MATERIAL PROVIDED:
───

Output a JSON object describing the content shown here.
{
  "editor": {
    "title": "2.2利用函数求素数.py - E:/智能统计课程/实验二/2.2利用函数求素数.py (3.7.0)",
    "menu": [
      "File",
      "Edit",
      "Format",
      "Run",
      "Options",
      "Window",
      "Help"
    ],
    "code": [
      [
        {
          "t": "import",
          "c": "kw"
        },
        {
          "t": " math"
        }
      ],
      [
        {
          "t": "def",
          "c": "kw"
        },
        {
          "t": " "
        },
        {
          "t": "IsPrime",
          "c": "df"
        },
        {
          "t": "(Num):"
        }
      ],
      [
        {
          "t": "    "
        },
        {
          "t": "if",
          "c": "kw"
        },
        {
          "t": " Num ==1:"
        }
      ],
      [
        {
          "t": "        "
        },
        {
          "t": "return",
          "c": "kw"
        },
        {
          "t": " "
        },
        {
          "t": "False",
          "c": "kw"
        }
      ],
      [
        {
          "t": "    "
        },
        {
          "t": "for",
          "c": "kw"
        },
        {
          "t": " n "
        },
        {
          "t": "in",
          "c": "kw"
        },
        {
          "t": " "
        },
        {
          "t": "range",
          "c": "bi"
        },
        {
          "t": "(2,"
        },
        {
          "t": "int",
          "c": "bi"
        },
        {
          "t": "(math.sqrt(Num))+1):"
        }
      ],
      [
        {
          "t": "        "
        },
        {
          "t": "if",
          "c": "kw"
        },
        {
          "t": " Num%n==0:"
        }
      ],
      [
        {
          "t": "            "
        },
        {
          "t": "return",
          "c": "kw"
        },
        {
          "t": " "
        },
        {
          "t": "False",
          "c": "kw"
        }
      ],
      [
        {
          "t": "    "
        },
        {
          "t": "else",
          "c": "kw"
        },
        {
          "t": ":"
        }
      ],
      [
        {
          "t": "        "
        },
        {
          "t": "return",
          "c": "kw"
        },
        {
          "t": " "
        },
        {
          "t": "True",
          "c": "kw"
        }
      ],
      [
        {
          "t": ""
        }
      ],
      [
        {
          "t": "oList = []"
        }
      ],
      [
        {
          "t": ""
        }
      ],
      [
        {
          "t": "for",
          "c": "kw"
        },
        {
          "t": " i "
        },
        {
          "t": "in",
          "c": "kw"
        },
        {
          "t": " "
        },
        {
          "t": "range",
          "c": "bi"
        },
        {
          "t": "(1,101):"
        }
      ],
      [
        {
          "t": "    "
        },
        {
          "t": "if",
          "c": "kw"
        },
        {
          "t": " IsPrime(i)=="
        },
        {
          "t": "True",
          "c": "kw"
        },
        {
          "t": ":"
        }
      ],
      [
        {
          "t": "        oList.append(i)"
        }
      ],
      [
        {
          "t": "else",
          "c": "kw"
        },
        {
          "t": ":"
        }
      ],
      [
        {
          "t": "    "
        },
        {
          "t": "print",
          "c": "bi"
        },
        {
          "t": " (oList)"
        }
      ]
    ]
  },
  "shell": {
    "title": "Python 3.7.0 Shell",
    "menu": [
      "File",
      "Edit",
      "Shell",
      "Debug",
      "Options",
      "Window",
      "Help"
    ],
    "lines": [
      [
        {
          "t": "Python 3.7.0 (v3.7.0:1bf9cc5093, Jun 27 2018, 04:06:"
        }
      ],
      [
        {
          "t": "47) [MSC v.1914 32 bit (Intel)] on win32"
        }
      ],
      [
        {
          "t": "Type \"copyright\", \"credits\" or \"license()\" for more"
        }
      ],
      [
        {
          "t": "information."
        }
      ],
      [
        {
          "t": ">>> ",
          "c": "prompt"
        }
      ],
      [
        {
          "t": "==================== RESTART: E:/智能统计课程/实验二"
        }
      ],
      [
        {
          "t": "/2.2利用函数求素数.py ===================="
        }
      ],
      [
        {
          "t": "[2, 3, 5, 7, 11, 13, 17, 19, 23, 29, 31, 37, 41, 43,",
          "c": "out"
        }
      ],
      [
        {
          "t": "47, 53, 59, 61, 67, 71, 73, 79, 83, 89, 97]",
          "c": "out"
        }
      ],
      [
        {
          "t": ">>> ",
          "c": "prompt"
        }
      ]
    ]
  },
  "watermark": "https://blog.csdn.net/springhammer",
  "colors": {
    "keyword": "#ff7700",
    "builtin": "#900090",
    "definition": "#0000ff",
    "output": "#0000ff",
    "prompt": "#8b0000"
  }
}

───

TASK INSTRUCTIONS:
Please repeat the material above, word for word and in full.

RESPONSE:
Output a JSON object describing the content shown here.
{
  "editor": {
    "title": "2.2利用函数求素数.py - E:/智能统计课程/实验二/2.2利用函数求素数.py (3.7.0)",
    "menu": [
      "File",
      "Edit",
      "Format",
      "Run",
      "Options",
      "Window",
      "Help"
    ],
    "code": [
      [
        {
          "t": "import",
          "c": "kw"
        },
        {
          "t": " math"
        }
      ],
      [
        {
          "t": "def",
          "c": "kw"
        },
        {
          "t": " "
        },
        {
          "t": "IsPrime",
          "c": "df"
        },
        {
          "t": "(Num):"
        }
      ],
      [
        {
          "t": "    "
        },
        {
          "t": "if",
          "c": "kw"
        },
        {
          "t": " Num ==1:"
        }
      ],
      [
        {
          "t": "        "
        },
        {
          "t": "return",
          "c": "kw"
        },
        {
          "t": " "
        },
        {
          "t": "False",
          "c": "kw"
        }
      ],
      [
        {
          "t": "    "
        },
        {
          "t": "for",
          "c": "kw"
        },
        {
          "t": " n "
        },
        {
          "t": "in",
          "c": "kw"
        },
        {
          "t": " "
        },
        {
          "t": "range",
          "c": "bi"
        },
        {
          "t": "(2,"
        },
        {
          "t": "int",
          "c": "bi"
        },
        {
          "t": "(math.sqrt(Num))+1):"
        }
      ],
      [
        {
          "t": "        "
        },
        {
          "t": "if",
          "c": "kw"
        },
        {
          "t": " Num%n==0:"
        }
      ],
      [
        {
          "t": "            "
        },
        {
          "t": "return",
          "c": "kw"
        },
        {
          "t": " "
        },
        {
          "t": "False",
          "c": "kw"
        }
      ],
      [
        {
          "t": "    "
        },
        {
          "t": "else",
          "c": "kw"
        },
        {
          "t": ":"
        }
      ],
      [
        {
          "t": "        "
        },
        {
          "t": "return",
          "c": "kw"
        },
        {
          "t": " "
        },
        {
          "t": "True",
          "c": "kw"
        }
      ],
      [
        {
          "t": ""
        }
      ],
      [
        {
          "t": "oList = []"
        }
      ],
      [
        {
          "t": ""
        }
      ],
      [
        {
          "t": "for",
          "c": "kw"
        },
        {
          "t": " i "
        },
        {
          "t": "in",
          "c": "kw"
        },
        {
          "t": " "
        },
        {
          "t": "range",
          "c": "bi"
        },
        {
          "t": "(1,101):"
        }
      ],
      [
        {
          "t": "    "
        },
        {
          "t": "if",
          "c": "kw"
        },
        {
          "t": " IsPrime(i)=="
        },
        {
          "t": "True",
          "c": "kw"
        },
        {
          "t": ":"
        }
      ],
      [
        {
          "t": "        oList.append(i)"
        }
      ],
      [
        {
          "t": "else",
          "c": "kw"
        },
        {
          "t": ":"
        }
      ],
      [
        {
          "t": "    "
        },
        {
          "t": "print",
          "c": "bi"
        },
        {
          "t": " (oList)"
        }
      ]
    ]
  },
  "shell": {
    "title": "Python 3.7.0 Shell",
    "menu": [
      "File",
      "Edit",
      "Shell",
      "Debug",
      "Options",
      "Window",
      "Help"
    ],
    "lines": [
      [
        {
          "t": "Python 3.7.0 (v3.7.0:1bf9cc5093, Jun 27 2018, 04:06:"
        }
      ],
      [
        {
          "t": "47) [MSC v.1914 32 bit (Intel)] on win32"
        }
      ],
      [
        {
          "t": "Type \"copyright\", \"credits\" or \"license()\" for more"
        }
      ],
      [
        {
          "t": "information."
        }
      ],
      [
        {
          "t": ">>> ",
          "c": "prompt"
        }
      ],
      [
        {
          "t": "==================== RESTART: E:/智能统计课程/实验二"
        }
      ],
      [
        {
          "t": "/2.2利用函数求素数.py ===================="
        }
      ],
      [
        {
          "t": "[2, 3, 5, 7, 11, 13, 17, 19, 23, 29, 31, 37, 41, 43,",
          "c": "out"
        }
      ],
      [
        {
          "t": "47, 53, 59, 61, 67, 71, 73, 79, 83, 89, 97]",
          "c": "out"
        }
      ],
      [
        {
          "t": ">>> ",
          "c": "prompt"
        }
      ]
    ]
  },
  "watermark": "https://blog.csdn.net/springhammer",
  "colors": {
    "keyword": "#ff7700",
    "builtin": "#900090",
    "definition": "#0000ff",
    "output": "#0000ff",
    "prompt": "#8b0000"
  }
}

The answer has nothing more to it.